━━━━━ Record list

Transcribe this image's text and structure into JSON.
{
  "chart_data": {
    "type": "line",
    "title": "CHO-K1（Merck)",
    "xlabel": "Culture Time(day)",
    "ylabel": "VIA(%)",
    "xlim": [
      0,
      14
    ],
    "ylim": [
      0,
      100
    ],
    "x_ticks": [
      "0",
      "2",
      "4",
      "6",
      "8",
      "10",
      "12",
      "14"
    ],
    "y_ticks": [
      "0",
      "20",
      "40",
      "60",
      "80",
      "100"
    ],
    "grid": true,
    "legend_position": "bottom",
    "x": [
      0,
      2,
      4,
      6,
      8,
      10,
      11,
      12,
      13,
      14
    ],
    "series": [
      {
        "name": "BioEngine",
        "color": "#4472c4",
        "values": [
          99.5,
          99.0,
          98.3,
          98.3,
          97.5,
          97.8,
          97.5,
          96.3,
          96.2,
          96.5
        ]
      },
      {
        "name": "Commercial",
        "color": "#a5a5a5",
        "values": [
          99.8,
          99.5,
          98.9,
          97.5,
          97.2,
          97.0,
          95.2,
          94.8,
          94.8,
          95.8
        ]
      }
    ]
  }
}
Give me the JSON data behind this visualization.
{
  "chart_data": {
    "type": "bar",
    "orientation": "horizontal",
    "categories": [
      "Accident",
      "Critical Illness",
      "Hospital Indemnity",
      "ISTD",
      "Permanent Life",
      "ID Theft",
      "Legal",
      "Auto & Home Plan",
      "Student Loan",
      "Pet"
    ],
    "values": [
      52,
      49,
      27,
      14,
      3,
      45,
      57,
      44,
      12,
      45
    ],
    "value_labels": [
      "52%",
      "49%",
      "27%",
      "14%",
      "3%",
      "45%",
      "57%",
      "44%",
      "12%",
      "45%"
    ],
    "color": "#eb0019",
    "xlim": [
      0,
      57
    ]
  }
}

━━━━━━━━━━

--- What this task involves ---
Exactly reproduce every record.

--- Reply ---
Transcribe this image's text and structure into JSON.
{
  "chart_data": {
    "type": "line",
    "title": "CHO-K1（Merck)",
    "xlabel": "Culture Time(day)",
    "ylabel": "VIA(%)",
    "xlim": [
      0,
      14
    ],
    "ylim": [
      0,
      100
    ],
    "x_ticks": [
      "0",
      "2",
      "4",
      "6",
      "8",
      "10",
      "12",
      "14"
    ],
    "y_ticks": [
      "0",
      "20",
      "40",
      "60",
      "80",
      "100"
    ],
    "grid": true,
    "legend_position": "bottom",
    "x": [
      0,
      2,
      4,
      6,
      8,
      10,
      11,
      12,
      13,
      14
    ],
    "series": [
      {
        "name": "BioEngine",
        "color": "#4472c4",
        "values": [
          99.5,
          99.0,
          98.3,
          98.3,
          97.5,
          97.8,
          97.5,
          96.3,
          96.2,
          96.5
        ]
      },
      {
        "name": "Commercial",
        "color": "#a5a5a5",
        "values": [
          99.8,
          99.5,
          98.9,
          97.5,
          97.2,
          97.0,
          95.2,
          94.8,
          94.8,
          95.8
        ]
      }
    ]
  }
}
Give me the JSON data behind this visualization.
{
  "chart_data": {
    "type": "bar",
    "orientation": "horizontal",
    "categories": [
      "Accident",
      "Critical Illness",
      "Hospital Indemnity",
      "ISTD",
      "Permanent Life",
      "ID Theft",
      "Legal",
      "Auto & Home Plan",
      "Student Loan",
      "Pet"
    ],
    "values": [
      52,
      49,
      27,
      14,
      3,
      45,
      57,
      44,
      12,
      45
    ],
    "value_labels": [
      "52%",
      "49%",
      "27%",
      "14%",
      "3%",
      "45%",
      "57%",
      "44%",
      "12%",
      "45%"
    ],
    "color": "#eb0019",
    "xlim": [
      0,
      57
    ]
  }
}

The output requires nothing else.